## Directions
Images should be left out, and everything else in the listing reproduced exactly.

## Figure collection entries
"""
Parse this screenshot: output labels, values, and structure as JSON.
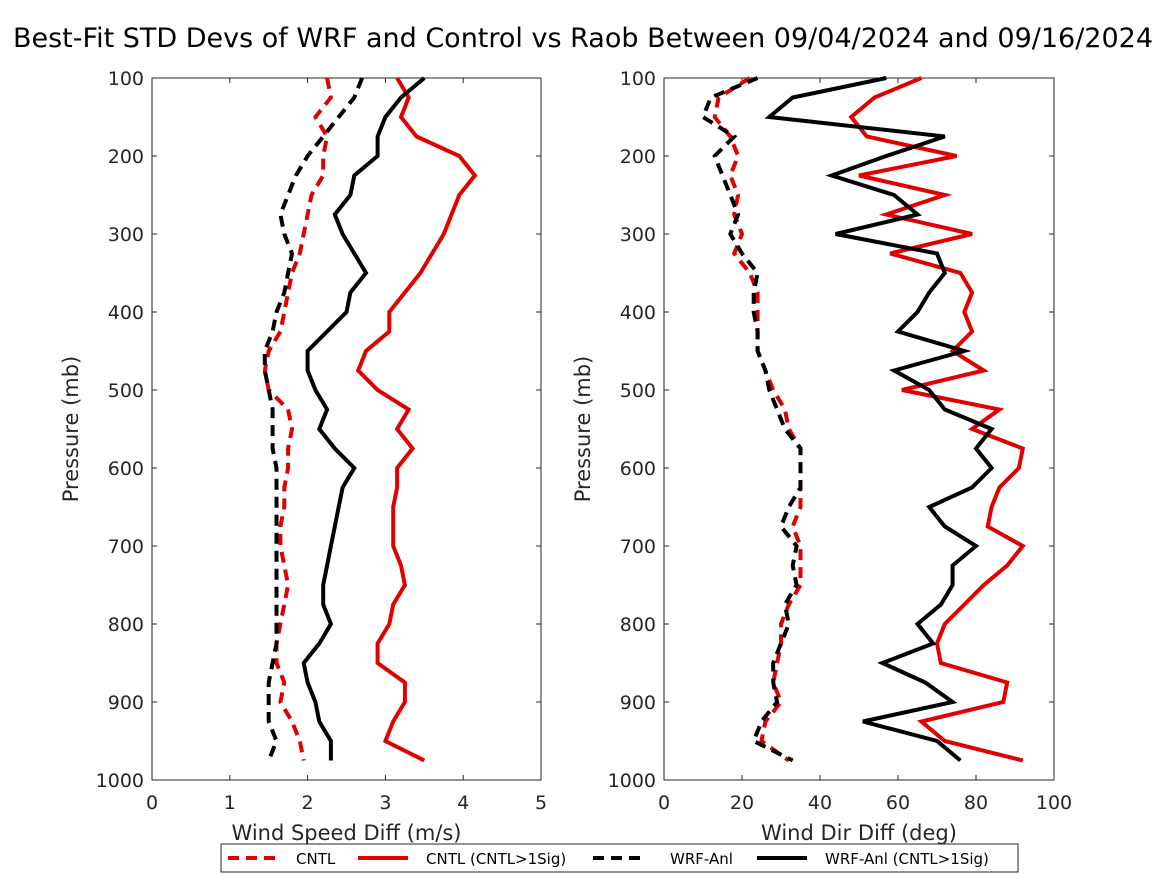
{
  "title": "Best-Fit STD Devs of WRF and Control vs Raob Between 09/04/2024 and 09/16/2024",
  "legend": {
    "placement": "bottom-center",
    "entries": [
      {
        "label": "CNTL",
        "color": "#e00000",
        "style": "dashed"
      },
      {
        "label": "CNTL (CNTL>1Sig)",
        "color": "#e00000",
        "style": "solid"
      },
      {
        "label": "WRF-Anl",
        "color": "#000000",
        "style": "dashed"
      },
      {
        "label": "WRF-Anl (CNTL>1Sig)",
        "color": "#000000",
        "style": "solid"
      }
    ]
  },
  "chart_data": [
    {
      "type": "line",
      "xlabel": "Wind Speed Diff (m/s)",
      "ylabel": "Pressure (mb)",
      "xlim": [
        0,
        5
      ],
      "ylim": [
        100,
        1000
      ],
      "y_reversed": true,
      "xticks": [
        0,
        1,
        2,
        3,
        4,
        5
      ],
      "yticks": [
        100,
        200,
        300,
        400,
        500,
        600,
        700,
        800,
        900,
        1000
      ],
      "grid": false,
      "pressure": [
        100,
        125,
        150,
        175,
        200,
        225,
        250,
        275,
        300,
        325,
        350,
        375,
        400,
        425,
        450,
        475,
        500,
        525,
        550,
        575,
        600,
        625,
        650,
        675,
        700,
        725,
        750,
        775,
        800,
        825,
        850,
        875,
        900,
        925,
        950,
        975
      ],
      "series": [
        {
          "name": "CNTL",
          "color": "#e00000",
          "style": "dashed",
          "values": [
            2.25,
            2.3,
            2.1,
            2.25,
            2.2,
            2.2,
            2.05,
            2.0,
            1.95,
            1.9,
            1.8,
            1.75,
            1.7,
            1.65,
            1.5,
            1.45,
            1.5,
            1.75,
            1.8,
            1.75,
            1.75,
            1.7,
            1.7,
            1.65,
            1.65,
            1.7,
            1.75,
            1.7,
            1.65,
            1.6,
            1.6,
            1.7,
            1.65,
            1.8,
            1.9,
            1.95
          ]
        },
        {
          "name": "CNTL (CNTL>1Sig)",
          "color": "#e00000",
          "style": "solid",
          "values": [
            3.15,
            3.3,
            3.2,
            3.4,
            3.95,
            4.15,
            3.95,
            3.85,
            3.75,
            3.6,
            3.45,
            3.25,
            3.05,
            3.05,
            2.75,
            2.65,
            2.9,
            3.3,
            3.15,
            3.35,
            3.15,
            3.15,
            3.1,
            3.1,
            3.1,
            3.2,
            3.25,
            3.1,
            3.05,
            2.9,
            2.9,
            3.25,
            3.25,
            3.1,
            3.0,
            3.5
          ]
        },
        {
          "name": "WRF-Anl",
          "color": "#000000",
          "style": "dashed",
          "values": [
            2.7,
            2.6,
            2.4,
            2.2,
            2.0,
            1.85,
            1.75,
            1.65,
            1.7,
            1.8,
            1.75,
            1.7,
            1.6,
            1.55,
            1.45,
            1.45,
            1.5,
            1.55,
            1.55,
            1.55,
            1.6,
            1.6,
            1.6,
            1.6,
            1.6,
            1.6,
            1.6,
            1.6,
            1.6,
            1.6,
            1.55,
            1.5,
            1.5,
            1.5,
            1.6,
            1.5
          ]
        },
        {
          "name": "WRF-Anl (CNTL>1Sig)",
          "color": "#000000",
          "style": "solid",
          "values": [
            3.5,
            3.2,
            3.0,
            2.9,
            2.9,
            2.6,
            2.55,
            2.35,
            2.45,
            2.6,
            2.75,
            2.55,
            2.5,
            2.25,
            2.0,
            2.0,
            2.1,
            2.25,
            2.15,
            2.35,
            2.6,
            2.45,
            2.4,
            2.35,
            2.3,
            2.25,
            2.2,
            2.2,
            2.3,
            2.15,
            1.95,
            2.0,
            2.1,
            2.15,
            2.3,
            2.3
          ]
        }
      ]
    },
    {
      "type": "line",
      "xlabel": "Wind Dir Diff (deg)",
      "ylabel": "Pressure (mb)",
      "xlim": [
        0,
        100
      ],
      "ylim": [
        100,
        1000
      ],
      "y_reversed": true,
      "xticks": [
        0,
        20,
        40,
        60,
        80,
        100
      ],
      "yticks": [
        100,
        200,
        300,
        400,
        500,
        600,
        700,
        800,
        900,
        1000
      ],
      "grid": false,
      "pressure": [
        100,
        125,
        150,
        175,
        200,
        225,
        250,
        275,
        300,
        325,
        350,
        375,
        400,
        425,
        450,
        475,
        500,
        525,
        550,
        575,
        600,
        625,
        650,
        675,
        700,
        725,
        750,
        775,
        800,
        825,
        850,
        875,
        900,
        925,
        950,
        975
      ],
      "series": [
        {
          "name": "CNTL",
          "color": "#e00000",
          "style": "dashed",
          "values": [
            22,
            14,
            13,
            17,
            19,
            17,
            19,
            18,
            20,
            18,
            22,
            24,
            24,
            24,
            24,
            26,
            28,
            31,
            32,
            35,
            35,
            35,
            35,
            33,
            35,
            35,
            35,
            32,
            30,
            30,
            29,
            28,
            30,
            26,
            25,
            32
          ]
        },
        {
          "name": "CNTL (CNTL>1Sig)",
          "color": "#e00000",
          "style": "solid",
          "values": [
            66,
            54,
            48,
            52,
            75,
            50,
            72,
            57,
            79,
            58,
            76,
            79,
            77,
            79,
            74,
            82,
            61,
            86,
            79,
            92,
            91,
            86,
            84,
            83,
            92,
            88,
            82,
            77,
            72,
            70,
            71,
            88,
            87,
            66,
            72,
            92
          ]
        },
        {
          "name": "WRF-Anl",
          "color": "#000000",
          "style": "dashed",
          "values": [
            24,
            12,
            10,
            18,
            13,
            15,
            17,
            19,
            17,
            20,
            24,
            23,
            23,
            24,
            24,
            26,
            27,
            29,
            31,
            35,
            35,
            35,
            32,
            30,
            34,
            33,
            34,
            31,
            32,
            30,
            28,
            28,
            29,
            25,
            23,
            33
          ]
        },
        {
          "name": "WRF-Anl (CNTL>1Sig)",
          "color": "#000000",
          "style": "solid",
          "values": [
            57,
            33,
            27,
            72,
            57,
            43,
            59,
            65,
            44,
            70,
            72,
            68,
            65,
            60,
            77,
            59,
            68,
            72,
            84,
            80,
            84,
            79,
            68,
            72,
            80,
            74,
            74,
            71,
            65,
            69,
            56,
            67,
            74,
            51,
            70,
            76
          ]
        }
      ]
    }
  ]
}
"""
## Result for this task
Parse this screenshot: output labels, values, and structure as JSON.
{
  "title": "Best-Fit STD Devs of WRF and Control vs Raob Between 09/04/2024 and 09/16/2024",
  "legend": {
    "placement": "bottom-center",
    "entries": [
      {
        "label": "CNTL",
        "color": "#e00000",
        "style": "dashed"
      },
      {
        "label": "CNTL (CNTL>1Sig)",
        "color": "#e00000",
        "style": "solid"
      },
      {
        "label": "WRF-Anl",
        "color": "#000000",
        "style": "dashed"
      },
      {
        "label": "WRF-Anl (CNTL>1Sig)",
        "color": "#000000",
        "style": "solid"
      }
    ]
  },
  "chart_data": [
    {
      "type": "line",
      "xlabel": "Wind Speed Diff (m/s)",
      "ylabel": "Pressure (mb)",
      "xlim": [
        0,
        5
      ],
      "ylim": [
        100,
        1000
      ],
      "y_reversed": true,
      "xticks": [
        0,
        1,
        2,
        3,
        4,
        5
      ],
      "yticks": [
        100,
        200,
        300,
        400,
        500,
        600,
        700,
        800,
        900,
        1000
      ],
      "grid": false,
      "pressure": [
        100,
        125,
        150,
        175,
        200,
        225,
        250,
        275,
        300,
        325,
        350,
        375,
        400,
        425,
        450,
        475,
        500,
        525,
        550,
        575,
        600,
        625,
        650,
        675,
        700,
        725,
        750,
        775,
        800,
        825,
        850,
        875,
        900,
        925,
        950,
        975
      ],
      "series": [
        {
          "name": "CNTL",
          "color": "#e00000",
          "style": "dashed",
          "values": [
            2.25,
            2.3,
            2.1,
            2.25,
            2.2,
            2.2,
            2.05,
            2.0,
            1.95,
            1.9,
            1.8,
            1.75,
            1.7,
            1.65,
            1.5,
            1.45,
            1.5,
            1.75,
            1.8,
            1.75,
            1.75,
            1.7,
            1.7,
            1.65,
            1.65,
            1.7,
            1.75,
            1.7,
            1.65,
            1.6,
            1.6,
            1.7,
            1.65,
            1.8,
            1.9,
            1.95
          ]
        },
        {
          "name": "CNTL (CNTL>1Sig)",
          "color": "#e00000",
          "style": "solid",
          "values": [
            3.15,
            3.3,
            3.2,
            3.4,
            3.95,
            4.15,
            3.95,
            3.85,
            3.75,
            3.6,
            3.45,
            3.25,
            3.05,
            3.05,
            2.75,
            2.65,
            2.9,
            3.3,
            3.15,
            3.35,
            3.15,
            3.15,
            3.1,
            3.1,
            3.1,
            3.2,
            3.25,
            3.1,
            3.05,
            2.9,
            2.9,
            3.25,
            3.25,
            3.1,
            3.0,
            3.5
          ]
        },
        {
          "name": "WRF-Anl",
          "color": "#000000",
          "style": "dashed",
          "values": [
            2.7,
            2.6,
            2.4,
            2.2,
            2.0,
            1.85,
            1.75,
            1.65,
            1.7,
            1.8,
            1.75,
            1.7,
            1.6,
            1.55,
            1.45,
            1.45,
            1.5,
            1.55,
            1.55,
            1.55,
            1.6,
            1.6,
            1.6,
            1.6,
            1.6,
            1.6,
            1.6,
            1.6,
            1.6,
            1.6,
            1.55,
            1.5,
            1.5,
            1.5,
            1.6,
            1.5
          ]
        },
        {
          "name": "WRF-Anl (CNTL>1Sig)",
          "color": "#000000",
          "style": "solid",
          "values": [
            3.5,
            3.2,
            3.0,
            2.9,
            2.9,
            2.6,
            2.55,
            2.35,
            2.45,
            2.6,
            2.75,
            2.55,
            2.5,
            2.25,
            2.0,
            2.0,
            2.1,
            2.25,
            2.15,
            2.35,
            2.6,
            2.45,
            2.4,
            2.35,
            2.3,
            2.25,
            2.2,
            2.2,
            2.3,
            2.15,
            1.95,
            2.0,
            2.1,
            2.15,
            2.3,
            2.3
          ]
        }
      ]
    },
    {
      "type": "line",
      "xlabel": "Wind Dir Diff (deg)",
      "ylabel": "Pressure (mb)",
      "xlim": [
        0,
        100
      ],
      "ylim": [
        100,
        1000
      ],
      "y_reversed": true,
      "xticks": [
        0,
        20,
        40,
        60,
        80,
        100
      ],
      "yticks": [
        100,
        200,
        300,
        400,
        500,
        600,
        700,
        800,
        900,
        1000
      ],
      "grid": false,
      "pressure": [
        100,
        125,
        150,
        175,
        200,
        225,
        250,
        275,
        300,
        325,
        350,
        375,
        400,
        425,
        450,
        475,
        500,
        525,
        550,
        575,
        600,
        625,
        650,
        675,
        700,
        725,
        750,
        775,
        800,
        825,
        850,
        875,
        900,
        925,
        950,
        975
      ],
      "series": [
        {
          "name": "CNTL",
          "color": "#e00000",
          "style": "dashed",
          "values": [
            22,
            14,
            13,
            17,
            19,
            17,
            19,
            18,
            20,
            18,
            22,
            24,
            24,
            24,
            24,
            26,
            28,
            31,
            32,
            35,
            35,
            35,
            35,
            33,
            35,
            35,
            35,
            32,
            30,
            30,
            29,
            28,
            30,
            26,
            25,
            32
          ]
        },
        {
          "name": "CNTL (CNTL>1Sig)",
          "color": "#e00000",
          "style": "solid",
          "values": [
            66,
            54,
            48,
            52,
            75,
            50,
            72,
            57,
            79,
            58,
            76,
            79,
            77,
            79,
            74,
            82,
            61,
            86,
            79,
            92,
            91,
            86,
            84,
            83,
            92,
            88,
            82,
            77,
            72,
            70,
            71,
            88,
            87,
            66,
            72,
            92
          ]
        },
        {
          "name": "WRF-Anl",
          "color": "#000000",
          "style": "dashed",
          "values": [
            24,
            12,
            10,
            18,
            13,
            15,
            17,
            19,
            17,
            20,
            24,
            23,
            23,
            24,
            24,
            26,
            27,
            29,
            31,
            35,
            35,
            35,
            32,
            30,
            34,
            33,
            34,
            31,
            32,
            30,
            28,
            28,
            29,
            25,
            23,
            33
          ]
        },
        {
          "name": "WRF-Anl (CNTL>1Sig)",
          "color": "#000000",
          "style": "solid",
          "values": [
            57,
            33,
            27,
            72,
            57,
            43,
            59,
            65,
            44,
            70,
            72,
            68,
            65,
            60,
            77,
            59,
            68,
            72,
            84,
            80,
            84,
            79,
            68,
            72,
            80,
            74,
            74,
            71,
            65,
            69,
            56,
            67,
            74,
            51,
            70,
            76
          ]
        }
      ]
    }
  ]
}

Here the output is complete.